Do not carry the pictures over; copy every other part of the entries exactly.
====== RECORDED INFORMATION
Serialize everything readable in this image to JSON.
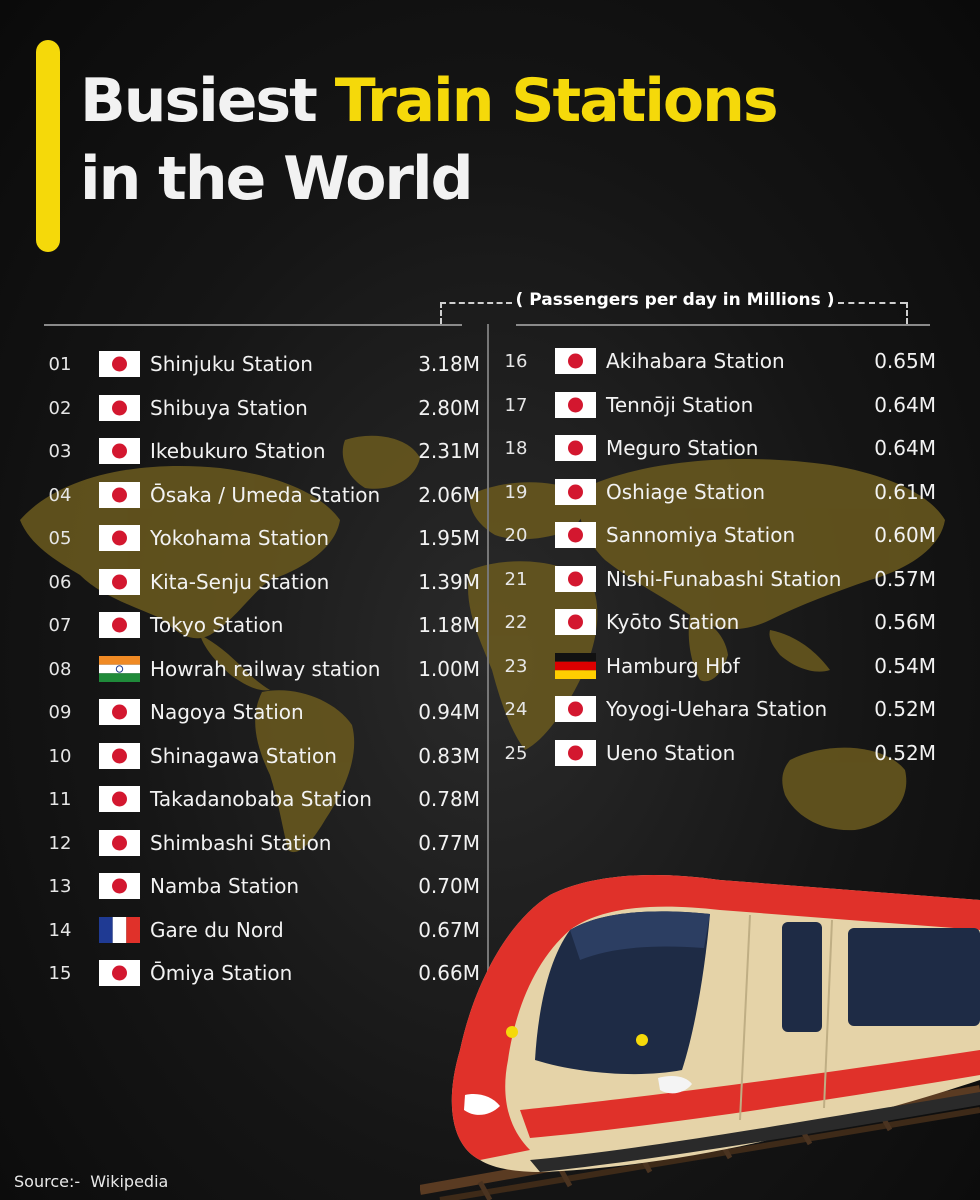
{
  "title": {
    "part1": "Busiest",
    "highlight": "Train Stations",
    "part2": "in the World"
  },
  "subtitle": "( Passengers per day in Millions )",
  "colors": {
    "accent": "#f5d90a",
    "map": "#6b5a1e",
    "train_red": "#e0312a",
    "train_body": "#e5d3a8"
  },
  "stations": [
    {
      "rank": "01",
      "flag": "japan-flag-icon",
      "name": "Shinjuku Station",
      "value": "3.18M"
    },
    {
      "rank": "02",
      "flag": "japan-flag-icon",
      "name": "Shibuya Station",
      "value": "2.80M"
    },
    {
      "rank": "03",
      "flag": "japan-flag-icon",
      "name": "Ikebukuro Station",
      "value": "2.31M"
    },
    {
      "rank": "04",
      "flag": "japan-flag-icon",
      "name": "Ōsaka / Umeda Station",
      "value": "2.06M"
    },
    {
      "rank": "05",
      "flag": "japan-flag-icon",
      "name": "Yokohama Station",
      "value": "1.95M"
    },
    {
      "rank": "06",
      "flag": "japan-flag-icon",
      "name": "Kita-Senju Station",
      "value": "1.39M"
    },
    {
      "rank": "07",
      "flag": "japan-flag-icon",
      "name": "Tokyo Station",
      "value": "1.18M"
    },
    {
      "rank": "08",
      "flag": "india-flag-icon",
      "name": "Howrah railway station",
      "value": "1.00M"
    },
    {
      "rank": "09",
      "flag": "japan-flag-icon",
      "name": "Nagoya Station",
      "value": "0.94M"
    },
    {
      "rank": "10",
      "flag": "japan-flag-icon",
      "name": "Shinagawa Station",
      "value": "0.83M"
    },
    {
      "rank": "11",
      "flag": "japan-flag-icon",
      "name": "Takadanobaba Station",
      "value": "0.78M"
    },
    {
      "rank": "12",
      "flag": "japan-flag-icon",
      "name": "Shimbashi Station",
      "value": "0.77M"
    },
    {
      "rank": "13",
      "flag": "japan-flag-icon",
      "name": "Namba Station",
      "value": "0.70M"
    },
    {
      "rank": "14",
      "flag": "france-flag-icon",
      "name": "Gare du Nord",
      "value": "0.67M"
    },
    {
      "rank": "15",
      "flag": "japan-flag-icon",
      "name": "Ōmiya Station",
      "value": "0.66M"
    },
    {
      "rank": "16",
      "flag": "japan-flag-icon",
      "name": "Akihabara Station",
      "value": "0.65M"
    },
    {
      "rank": "17",
      "flag": "japan-flag-icon",
      "name": "Tennōji Station",
      "value": "0.64M"
    },
    {
      "rank": "18",
      "flag": "japan-flag-icon",
      "name": "Meguro Station",
      "value": "0.64M"
    },
    {
      "rank": "19",
      "flag": "japan-flag-icon",
      "name": "Oshiage Station",
      "value": "0.61M"
    },
    {
      "rank": "20",
      "flag": "japan-flag-icon",
      "name": "Sannomiya Station",
      "value": "0.60M"
    },
    {
      "rank": "21",
      "flag": "japan-flag-icon",
      "name": "Nishi-Funabashi Station",
      "value": "0.57M"
    },
    {
      "rank": "22",
      "flag": "japan-flag-icon",
      "name": "Kyōto Station",
      "value": "0.56M"
    },
    {
      "rank": "23",
      "flag": "germany-flag-icon",
      "name": "Hamburg Hbf",
      "value": "0.54M"
    },
    {
      "rank": "24",
      "flag": "japan-flag-icon",
      "name": "Yoyogi-Uehara Station",
      "value": "0.52M"
    },
    {
      "rank": "25",
      "flag": "japan-flag-icon",
      "name": "Ueno Station",
      "value": "0.52M"
    }
  ],
  "source": {
    "label": "Source:-",
    "name": "Wikipedia"
  }
}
============
RIGHT ANSWER —
Serialize everything readable in this image to JSON.
{
  "title": {
    "part1": "Busiest",
    "highlight": "Train Stations",
    "part2": "in the World"
  },
  "subtitle": "( Passengers per day in Millions )",
  "colors": {
    "accent": "#f5d90a",
    "map": "#6b5a1e",
    "train_red": "#e0312a",
    "train_body": "#e5d3a8"
  },
  "stations": [
    {
      "rank": "01",
      "flag": "japan-flag-icon",
      "name": "Shinjuku Station",
      "value": "3.18M"
    },
    {
      "rank": "02",
      "flag": "japan-flag-icon",
      "name": "Shibuya Station",
      "value": "2.80M"
    },
    {
      "rank": "03",
      "flag": "japan-flag-icon",
      "name": "Ikebukuro Station",
      "value": "2.31M"
    },
    {
      "rank": "04",
      "flag": "japan-flag-icon",
      "name": "Ōsaka / Umeda Station",
      "value": "2.06M"
    },
    {
      "rank": "05",
      "flag": "japan-flag-icon",
      "name": "Yokohama Station",
      "value": "1.95M"
    },
    {
      "rank": "06",
      "flag": "japan-flag-icon",
      "name": "Kita-Senju Station",
      "value": "1.39M"
    },
    {
      "rank": "07",
      "flag": "japan-flag-icon",
      "name": "Tokyo Station",
      "value": "1.18M"
    },
    {
      "rank": "08",
      "flag": "india-flag-icon",
      "name": "Howrah railway station",
      "value": "1.00M"
    },
    {
      "rank": "09",
      "flag": "japan-flag-icon",
      "name": "Nagoya Station",
      "value": "0.94M"
    },
    {
      "rank": "10",
      "flag": "japan-flag-icon",
      "name": "Shinagawa Station",
      "value": "0.83M"
    },
    {
      "rank": "11",
      "flag": "japan-flag-icon",
      "name": "Takadanobaba Station",
      "value": "0.78M"
    },
    {
      "rank": "12",
      "flag": "japan-flag-icon",
      "name": "Shimbashi Station",
      "value": "0.77M"
    },
    {
      "rank": "13",
      "flag": "japan-flag-icon",
      "name": "Namba Station",
      "value": "0.70M"
    },
    {
      "rank": "14",
      "flag": "france-flag-icon",
      "name": "Gare du Nord",
      "value": "0.67M"
    },
    {
      "rank": "15",
      "flag": "japan-flag-icon",
      "name": "Ōmiya Station",
      "value": "0.66M"
    },
    {
      "rank": "16",
      "flag": "japan-flag-icon",
      "name": "Akihabara Station",
      "value": "0.65M"
    },
    {
      "rank": "17",
      "flag": "japan-flag-icon",
      "name": "Tennōji Station",
      "value": "0.64M"
    },
    {
      "rank": "18",
      "flag": "japan-flag-icon",
      "name": "Meguro Station",
      "value": "0.64M"
    },
    {
      "rank": "19",
      "flag": "japan-flag-icon",
      "name": "Oshiage Station",
      "value": "0.61M"
    },
    {
      "rank": "20",
      "flag": "japan-flag-icon",
      "name": "Sannomiya Station",
      "value": "0.60M"
    },
    {
      "rank": "21",
      "flag": "japan-flag-icon",
      "name": "Nishi-Funabashi Station",
      "value": "0.57M"
    },
    {
      "rank": "22",
      "flag": "japan-flag-icon",
      "name": "Kyōto Station",
      "value": "0.56M"
    },
    {
      "rank": "23",
      "flag": "germany-flag-icon",
      "name": "Hamburg Hbf",
      "value": "0.54M"
    },
    {
      "rank": "24",
      "flag": "japan-flag-icon",
      "name": "Yoyogi-Uehara Station",
      "value": "0.52M"
    },
    {
      "rank": "25",
      "flag": "japan-flag-icon",
      "name": "Ueno Station",
      "value": "0.52M"
    }
  ],
  "source": {
    "label": "Source:-",
    "name": "Wikipedia"
  }
}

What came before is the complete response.